Read the data and repeat all of it exactly.

Rows from a figure dataset:

==================================================

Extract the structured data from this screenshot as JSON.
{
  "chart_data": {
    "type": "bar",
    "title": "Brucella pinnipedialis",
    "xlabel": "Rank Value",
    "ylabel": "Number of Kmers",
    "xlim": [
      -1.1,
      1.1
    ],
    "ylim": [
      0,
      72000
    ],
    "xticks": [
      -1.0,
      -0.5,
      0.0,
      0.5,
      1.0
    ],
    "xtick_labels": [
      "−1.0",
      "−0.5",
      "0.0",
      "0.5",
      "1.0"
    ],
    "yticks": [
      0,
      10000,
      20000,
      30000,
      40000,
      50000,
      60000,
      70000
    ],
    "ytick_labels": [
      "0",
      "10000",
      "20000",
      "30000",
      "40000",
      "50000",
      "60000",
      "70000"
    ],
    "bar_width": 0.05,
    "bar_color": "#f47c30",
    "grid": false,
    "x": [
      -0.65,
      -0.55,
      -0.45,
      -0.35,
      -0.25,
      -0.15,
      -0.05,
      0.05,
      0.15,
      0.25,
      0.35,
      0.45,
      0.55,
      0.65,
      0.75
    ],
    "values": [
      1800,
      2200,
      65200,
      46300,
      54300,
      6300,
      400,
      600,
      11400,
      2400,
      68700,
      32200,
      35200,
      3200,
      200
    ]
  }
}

==================================================

▸ **Right answer**:
Extract the structured data from this screenshot as JSON.
{
  "chart_data": {
    "type": "bar",
    "title": "Brucella pinnipedialis",
    "xlabel": "Rank Value",
    "ylabel": "Number of Kmers",
    "xlim": [
      -1.1,
      1.1
    ],
    "ylim": [
      0,
      72000
    ],
    "xticks": [
      -1.0,
      -0.5,
      0.0,
      0.5,
      1.0
    ],
    "xtick_labels": [
      "−1.0",
      "−0.5",
      "0.0",
      "0.5",
      "1.0"
    ],
    "yticks": [
      0,
      10000,
      20000,
      30000,
      40000,
      50000,
      60000,
      70000
    ],
    "ytick_labels": [
      "0",
      "10000",
      "20000",
      "30000",
      "40000",
      "50000",
      "60000",
      "70000"
    ],
    "bar_width": 0.05,
    "bar_color": "#f47c30",
    "grid": false,
    "x": [
      -0.65,
      -0.55,
      -0.45,
      -0.35,
      -0.25,
      -0.15,
      -0.05,
      0.05,
      0.15,
      0.25,
      0.35,
      0.45,
      0.55,
      0.65,
      0.75
    ],
    "values": [
      1800,
      2200,
      65200,
      46300,
      54300,
      6300,
      400,
      600,
      11400,
      2400,
      68700,
      32200,
      35200,
      3200,
      200
    ]
  }
}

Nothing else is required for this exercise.